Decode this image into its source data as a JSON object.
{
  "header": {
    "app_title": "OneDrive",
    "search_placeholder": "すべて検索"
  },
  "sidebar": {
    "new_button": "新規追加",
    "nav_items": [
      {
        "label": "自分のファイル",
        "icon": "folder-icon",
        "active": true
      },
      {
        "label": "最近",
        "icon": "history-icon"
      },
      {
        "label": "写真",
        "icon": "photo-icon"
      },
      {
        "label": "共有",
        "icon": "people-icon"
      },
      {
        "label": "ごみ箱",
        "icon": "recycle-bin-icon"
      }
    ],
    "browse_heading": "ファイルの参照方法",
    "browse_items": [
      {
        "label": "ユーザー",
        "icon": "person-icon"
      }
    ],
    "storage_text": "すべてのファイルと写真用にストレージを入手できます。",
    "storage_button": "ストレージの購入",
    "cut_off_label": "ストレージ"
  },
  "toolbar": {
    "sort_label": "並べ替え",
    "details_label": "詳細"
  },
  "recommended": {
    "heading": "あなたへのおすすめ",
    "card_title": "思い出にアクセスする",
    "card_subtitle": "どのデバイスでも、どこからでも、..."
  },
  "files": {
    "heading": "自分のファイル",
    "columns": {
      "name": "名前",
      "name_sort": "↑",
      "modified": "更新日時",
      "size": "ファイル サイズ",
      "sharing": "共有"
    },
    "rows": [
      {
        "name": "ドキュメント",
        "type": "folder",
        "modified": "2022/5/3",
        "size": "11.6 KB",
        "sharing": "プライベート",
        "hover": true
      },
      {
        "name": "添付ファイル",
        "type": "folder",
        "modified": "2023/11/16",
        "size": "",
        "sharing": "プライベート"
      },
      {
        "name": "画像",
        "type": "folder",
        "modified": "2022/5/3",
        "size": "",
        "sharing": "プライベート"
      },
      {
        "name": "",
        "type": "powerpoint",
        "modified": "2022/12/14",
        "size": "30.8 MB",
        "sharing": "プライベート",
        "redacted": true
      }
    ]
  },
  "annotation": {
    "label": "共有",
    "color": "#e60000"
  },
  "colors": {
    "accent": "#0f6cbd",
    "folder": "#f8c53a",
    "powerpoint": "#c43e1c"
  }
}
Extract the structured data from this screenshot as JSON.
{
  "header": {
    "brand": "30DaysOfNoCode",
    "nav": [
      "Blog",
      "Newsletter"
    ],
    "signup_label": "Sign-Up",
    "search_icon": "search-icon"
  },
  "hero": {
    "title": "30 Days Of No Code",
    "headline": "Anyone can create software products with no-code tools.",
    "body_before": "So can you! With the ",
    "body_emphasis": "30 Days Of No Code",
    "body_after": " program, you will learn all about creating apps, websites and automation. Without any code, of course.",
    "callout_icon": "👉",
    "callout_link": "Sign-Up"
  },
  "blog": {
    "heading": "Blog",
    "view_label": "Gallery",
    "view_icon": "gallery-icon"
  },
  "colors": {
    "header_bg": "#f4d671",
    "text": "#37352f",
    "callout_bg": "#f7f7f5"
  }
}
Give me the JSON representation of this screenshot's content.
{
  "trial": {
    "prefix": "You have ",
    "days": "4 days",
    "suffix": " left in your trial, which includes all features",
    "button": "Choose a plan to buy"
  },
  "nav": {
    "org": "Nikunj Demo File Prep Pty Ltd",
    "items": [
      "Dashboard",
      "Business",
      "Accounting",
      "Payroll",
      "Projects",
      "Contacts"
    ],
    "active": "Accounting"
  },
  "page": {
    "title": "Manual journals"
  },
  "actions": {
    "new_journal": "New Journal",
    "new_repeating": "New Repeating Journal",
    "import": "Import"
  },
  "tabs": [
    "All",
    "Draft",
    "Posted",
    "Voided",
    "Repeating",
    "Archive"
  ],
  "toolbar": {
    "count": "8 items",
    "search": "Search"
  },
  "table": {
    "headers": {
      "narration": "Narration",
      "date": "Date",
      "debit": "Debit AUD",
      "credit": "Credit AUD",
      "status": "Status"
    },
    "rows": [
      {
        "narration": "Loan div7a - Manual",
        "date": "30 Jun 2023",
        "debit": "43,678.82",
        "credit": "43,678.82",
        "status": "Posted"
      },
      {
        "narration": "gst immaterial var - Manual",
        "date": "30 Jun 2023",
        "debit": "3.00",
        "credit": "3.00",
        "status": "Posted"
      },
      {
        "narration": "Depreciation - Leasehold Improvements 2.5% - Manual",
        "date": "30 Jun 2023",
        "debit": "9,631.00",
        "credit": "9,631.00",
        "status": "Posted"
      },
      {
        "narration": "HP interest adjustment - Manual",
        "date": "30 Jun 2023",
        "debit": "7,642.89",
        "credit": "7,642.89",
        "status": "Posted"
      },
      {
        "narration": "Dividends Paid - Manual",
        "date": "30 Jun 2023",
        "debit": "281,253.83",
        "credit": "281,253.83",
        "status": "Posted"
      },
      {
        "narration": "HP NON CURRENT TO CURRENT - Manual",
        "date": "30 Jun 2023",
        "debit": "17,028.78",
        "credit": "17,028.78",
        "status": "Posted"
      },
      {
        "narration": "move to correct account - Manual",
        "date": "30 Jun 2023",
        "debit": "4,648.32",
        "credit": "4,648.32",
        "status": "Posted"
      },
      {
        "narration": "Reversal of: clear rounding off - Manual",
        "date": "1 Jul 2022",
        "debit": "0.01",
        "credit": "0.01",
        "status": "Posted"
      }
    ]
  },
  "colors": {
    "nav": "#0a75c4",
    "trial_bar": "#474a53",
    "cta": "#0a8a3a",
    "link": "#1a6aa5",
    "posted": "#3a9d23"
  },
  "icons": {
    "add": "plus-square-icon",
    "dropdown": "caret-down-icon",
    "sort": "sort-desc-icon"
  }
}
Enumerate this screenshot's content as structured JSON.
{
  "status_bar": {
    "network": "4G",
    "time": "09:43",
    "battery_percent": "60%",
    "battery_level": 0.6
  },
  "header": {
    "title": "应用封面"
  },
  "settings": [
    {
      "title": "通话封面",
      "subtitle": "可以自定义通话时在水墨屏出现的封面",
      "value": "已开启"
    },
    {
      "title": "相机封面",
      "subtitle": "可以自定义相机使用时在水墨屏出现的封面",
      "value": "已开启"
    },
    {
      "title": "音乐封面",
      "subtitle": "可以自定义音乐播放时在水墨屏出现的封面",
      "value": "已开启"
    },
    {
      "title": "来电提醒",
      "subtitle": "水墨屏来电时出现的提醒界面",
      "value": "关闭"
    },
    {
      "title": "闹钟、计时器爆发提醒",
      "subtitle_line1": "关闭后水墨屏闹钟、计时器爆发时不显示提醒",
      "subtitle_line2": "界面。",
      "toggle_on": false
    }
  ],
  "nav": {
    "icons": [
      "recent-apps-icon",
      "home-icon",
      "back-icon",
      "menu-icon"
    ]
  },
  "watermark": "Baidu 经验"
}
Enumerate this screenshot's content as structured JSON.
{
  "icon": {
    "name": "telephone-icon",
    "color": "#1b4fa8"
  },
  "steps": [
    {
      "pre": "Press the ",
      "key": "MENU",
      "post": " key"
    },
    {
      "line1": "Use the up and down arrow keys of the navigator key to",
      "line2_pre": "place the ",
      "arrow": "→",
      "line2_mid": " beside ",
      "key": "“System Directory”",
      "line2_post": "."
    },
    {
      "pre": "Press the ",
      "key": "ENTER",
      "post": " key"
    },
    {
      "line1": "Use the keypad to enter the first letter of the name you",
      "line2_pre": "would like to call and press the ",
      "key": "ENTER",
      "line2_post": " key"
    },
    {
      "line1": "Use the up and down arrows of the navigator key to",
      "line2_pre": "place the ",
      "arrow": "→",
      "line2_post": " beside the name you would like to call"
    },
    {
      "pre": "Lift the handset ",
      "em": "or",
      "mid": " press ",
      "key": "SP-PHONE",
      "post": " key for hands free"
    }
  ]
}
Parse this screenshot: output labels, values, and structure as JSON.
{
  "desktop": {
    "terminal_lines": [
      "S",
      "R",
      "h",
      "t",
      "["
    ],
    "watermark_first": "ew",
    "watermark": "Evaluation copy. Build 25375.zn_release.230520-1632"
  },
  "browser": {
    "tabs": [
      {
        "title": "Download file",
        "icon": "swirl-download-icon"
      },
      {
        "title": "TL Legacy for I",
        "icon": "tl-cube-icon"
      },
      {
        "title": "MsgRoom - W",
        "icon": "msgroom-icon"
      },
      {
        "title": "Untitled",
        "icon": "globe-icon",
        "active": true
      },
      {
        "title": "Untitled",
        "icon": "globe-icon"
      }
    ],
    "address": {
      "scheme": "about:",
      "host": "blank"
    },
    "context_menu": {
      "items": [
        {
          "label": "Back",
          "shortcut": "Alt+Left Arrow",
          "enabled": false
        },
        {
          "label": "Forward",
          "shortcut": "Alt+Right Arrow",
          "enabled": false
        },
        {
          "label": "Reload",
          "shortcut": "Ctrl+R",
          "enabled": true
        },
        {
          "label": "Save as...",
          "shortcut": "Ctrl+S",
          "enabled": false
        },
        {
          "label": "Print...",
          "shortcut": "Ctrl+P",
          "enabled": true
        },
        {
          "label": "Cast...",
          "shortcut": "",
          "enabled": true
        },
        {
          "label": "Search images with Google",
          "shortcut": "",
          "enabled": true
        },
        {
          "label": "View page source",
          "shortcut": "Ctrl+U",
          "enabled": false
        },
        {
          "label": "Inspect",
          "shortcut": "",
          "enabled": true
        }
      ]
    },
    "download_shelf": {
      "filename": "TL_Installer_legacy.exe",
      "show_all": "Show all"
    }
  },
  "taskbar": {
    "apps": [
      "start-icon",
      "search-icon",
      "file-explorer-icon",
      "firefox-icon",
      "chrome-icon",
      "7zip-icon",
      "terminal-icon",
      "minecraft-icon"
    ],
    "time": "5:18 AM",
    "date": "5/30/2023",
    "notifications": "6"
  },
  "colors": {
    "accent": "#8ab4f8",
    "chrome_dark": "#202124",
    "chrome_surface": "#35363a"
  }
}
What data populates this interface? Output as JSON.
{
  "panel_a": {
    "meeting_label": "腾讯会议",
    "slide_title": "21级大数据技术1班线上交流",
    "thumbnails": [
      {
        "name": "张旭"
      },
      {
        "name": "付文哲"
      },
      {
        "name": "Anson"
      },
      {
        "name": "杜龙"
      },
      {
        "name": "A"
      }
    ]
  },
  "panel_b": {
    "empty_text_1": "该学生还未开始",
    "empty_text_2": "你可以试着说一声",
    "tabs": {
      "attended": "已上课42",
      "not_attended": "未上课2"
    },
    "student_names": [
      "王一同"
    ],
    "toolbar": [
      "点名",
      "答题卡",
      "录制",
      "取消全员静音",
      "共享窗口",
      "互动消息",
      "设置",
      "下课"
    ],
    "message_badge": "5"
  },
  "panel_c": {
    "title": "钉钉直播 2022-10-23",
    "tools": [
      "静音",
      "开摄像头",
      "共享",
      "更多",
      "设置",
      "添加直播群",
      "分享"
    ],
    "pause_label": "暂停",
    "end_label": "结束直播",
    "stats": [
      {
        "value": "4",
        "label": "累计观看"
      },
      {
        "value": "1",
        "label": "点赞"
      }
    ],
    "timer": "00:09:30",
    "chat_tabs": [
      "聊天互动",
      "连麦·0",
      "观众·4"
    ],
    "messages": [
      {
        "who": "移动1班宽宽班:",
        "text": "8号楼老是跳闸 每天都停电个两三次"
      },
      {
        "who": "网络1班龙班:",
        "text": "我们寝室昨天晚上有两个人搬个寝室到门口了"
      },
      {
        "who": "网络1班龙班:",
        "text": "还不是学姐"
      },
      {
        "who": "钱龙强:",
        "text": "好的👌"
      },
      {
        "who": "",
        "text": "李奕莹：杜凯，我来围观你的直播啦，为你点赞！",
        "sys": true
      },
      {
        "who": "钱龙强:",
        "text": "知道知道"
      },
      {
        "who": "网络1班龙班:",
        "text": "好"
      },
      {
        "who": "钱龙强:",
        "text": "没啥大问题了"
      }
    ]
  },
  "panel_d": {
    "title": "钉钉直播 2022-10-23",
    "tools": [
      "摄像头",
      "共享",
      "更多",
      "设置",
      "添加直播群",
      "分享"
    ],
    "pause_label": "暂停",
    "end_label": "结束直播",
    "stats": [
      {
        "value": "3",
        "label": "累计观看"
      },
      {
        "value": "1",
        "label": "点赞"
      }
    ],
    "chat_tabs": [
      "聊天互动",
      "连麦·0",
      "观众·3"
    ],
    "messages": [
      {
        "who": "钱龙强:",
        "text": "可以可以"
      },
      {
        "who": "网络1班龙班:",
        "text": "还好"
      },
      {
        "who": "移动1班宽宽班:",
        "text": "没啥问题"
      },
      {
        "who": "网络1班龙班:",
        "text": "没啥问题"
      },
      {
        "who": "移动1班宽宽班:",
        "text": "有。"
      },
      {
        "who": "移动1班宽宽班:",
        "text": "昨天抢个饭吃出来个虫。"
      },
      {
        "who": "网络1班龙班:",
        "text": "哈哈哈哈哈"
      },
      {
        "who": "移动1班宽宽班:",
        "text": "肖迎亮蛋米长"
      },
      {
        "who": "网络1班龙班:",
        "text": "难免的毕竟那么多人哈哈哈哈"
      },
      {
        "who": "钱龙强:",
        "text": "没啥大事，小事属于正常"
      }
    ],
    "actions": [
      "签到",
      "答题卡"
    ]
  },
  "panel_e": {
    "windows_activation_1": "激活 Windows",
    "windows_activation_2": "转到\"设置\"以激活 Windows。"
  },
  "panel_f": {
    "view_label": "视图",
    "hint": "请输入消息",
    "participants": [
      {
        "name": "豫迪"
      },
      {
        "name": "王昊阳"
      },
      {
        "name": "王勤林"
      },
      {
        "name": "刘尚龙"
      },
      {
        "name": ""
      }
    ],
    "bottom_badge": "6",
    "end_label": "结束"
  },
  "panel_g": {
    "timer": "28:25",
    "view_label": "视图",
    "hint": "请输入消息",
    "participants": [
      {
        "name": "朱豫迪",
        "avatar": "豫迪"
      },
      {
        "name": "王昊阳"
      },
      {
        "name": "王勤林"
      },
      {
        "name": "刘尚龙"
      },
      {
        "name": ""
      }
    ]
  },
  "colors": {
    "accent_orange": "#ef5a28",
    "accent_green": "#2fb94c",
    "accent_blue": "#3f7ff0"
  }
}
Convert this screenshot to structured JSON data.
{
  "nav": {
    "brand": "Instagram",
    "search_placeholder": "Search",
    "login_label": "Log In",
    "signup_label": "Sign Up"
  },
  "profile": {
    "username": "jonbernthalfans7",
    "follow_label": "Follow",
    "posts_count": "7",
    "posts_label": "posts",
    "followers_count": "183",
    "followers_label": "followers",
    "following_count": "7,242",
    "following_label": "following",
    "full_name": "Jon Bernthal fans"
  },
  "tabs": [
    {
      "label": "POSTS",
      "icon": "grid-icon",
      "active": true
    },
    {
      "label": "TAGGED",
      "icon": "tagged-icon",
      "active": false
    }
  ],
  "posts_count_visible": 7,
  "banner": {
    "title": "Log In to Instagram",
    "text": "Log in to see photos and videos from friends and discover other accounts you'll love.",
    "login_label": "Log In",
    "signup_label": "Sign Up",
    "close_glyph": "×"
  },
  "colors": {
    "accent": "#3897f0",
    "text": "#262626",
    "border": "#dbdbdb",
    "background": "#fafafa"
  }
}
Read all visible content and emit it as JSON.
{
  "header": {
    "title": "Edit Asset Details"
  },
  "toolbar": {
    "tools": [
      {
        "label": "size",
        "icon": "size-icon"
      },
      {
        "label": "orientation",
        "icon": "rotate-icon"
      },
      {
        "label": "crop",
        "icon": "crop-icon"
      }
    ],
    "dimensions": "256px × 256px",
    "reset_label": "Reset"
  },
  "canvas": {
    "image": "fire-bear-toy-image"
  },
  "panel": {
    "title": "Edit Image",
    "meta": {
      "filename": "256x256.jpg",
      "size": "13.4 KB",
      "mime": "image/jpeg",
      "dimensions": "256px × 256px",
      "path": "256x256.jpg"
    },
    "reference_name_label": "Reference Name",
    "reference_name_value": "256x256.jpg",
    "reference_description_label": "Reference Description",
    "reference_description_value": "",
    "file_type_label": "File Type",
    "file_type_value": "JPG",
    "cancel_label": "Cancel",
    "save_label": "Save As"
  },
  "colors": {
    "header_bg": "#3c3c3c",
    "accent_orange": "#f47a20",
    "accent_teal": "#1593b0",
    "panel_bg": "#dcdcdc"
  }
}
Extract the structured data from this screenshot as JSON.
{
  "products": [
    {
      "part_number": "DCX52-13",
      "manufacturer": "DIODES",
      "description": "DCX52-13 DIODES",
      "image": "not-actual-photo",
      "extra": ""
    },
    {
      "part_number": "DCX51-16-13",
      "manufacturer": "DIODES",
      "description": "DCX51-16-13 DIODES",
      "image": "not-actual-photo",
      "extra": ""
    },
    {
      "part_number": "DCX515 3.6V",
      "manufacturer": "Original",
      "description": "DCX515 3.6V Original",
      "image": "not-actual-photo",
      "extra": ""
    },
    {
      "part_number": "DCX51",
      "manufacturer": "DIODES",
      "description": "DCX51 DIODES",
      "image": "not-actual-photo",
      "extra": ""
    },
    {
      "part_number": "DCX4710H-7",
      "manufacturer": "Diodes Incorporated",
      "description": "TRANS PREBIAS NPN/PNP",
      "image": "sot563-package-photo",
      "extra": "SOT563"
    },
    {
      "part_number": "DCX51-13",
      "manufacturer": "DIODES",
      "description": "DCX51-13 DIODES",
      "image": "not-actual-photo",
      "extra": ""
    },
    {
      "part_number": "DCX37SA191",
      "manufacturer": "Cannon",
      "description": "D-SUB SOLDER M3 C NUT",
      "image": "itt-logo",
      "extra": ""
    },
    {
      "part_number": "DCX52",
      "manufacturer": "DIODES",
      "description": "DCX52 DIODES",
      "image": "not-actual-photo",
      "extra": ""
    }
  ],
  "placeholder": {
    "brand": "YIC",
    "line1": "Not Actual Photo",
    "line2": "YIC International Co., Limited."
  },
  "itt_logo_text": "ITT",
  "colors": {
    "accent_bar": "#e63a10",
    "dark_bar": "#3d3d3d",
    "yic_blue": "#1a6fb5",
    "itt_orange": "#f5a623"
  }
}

******************************

● **Stated task**
Lines containing the word "source" must all be returned from the material above.

● **Exercise answer**
Decode this image into its source data as a JSON object.
          "label": "View page source",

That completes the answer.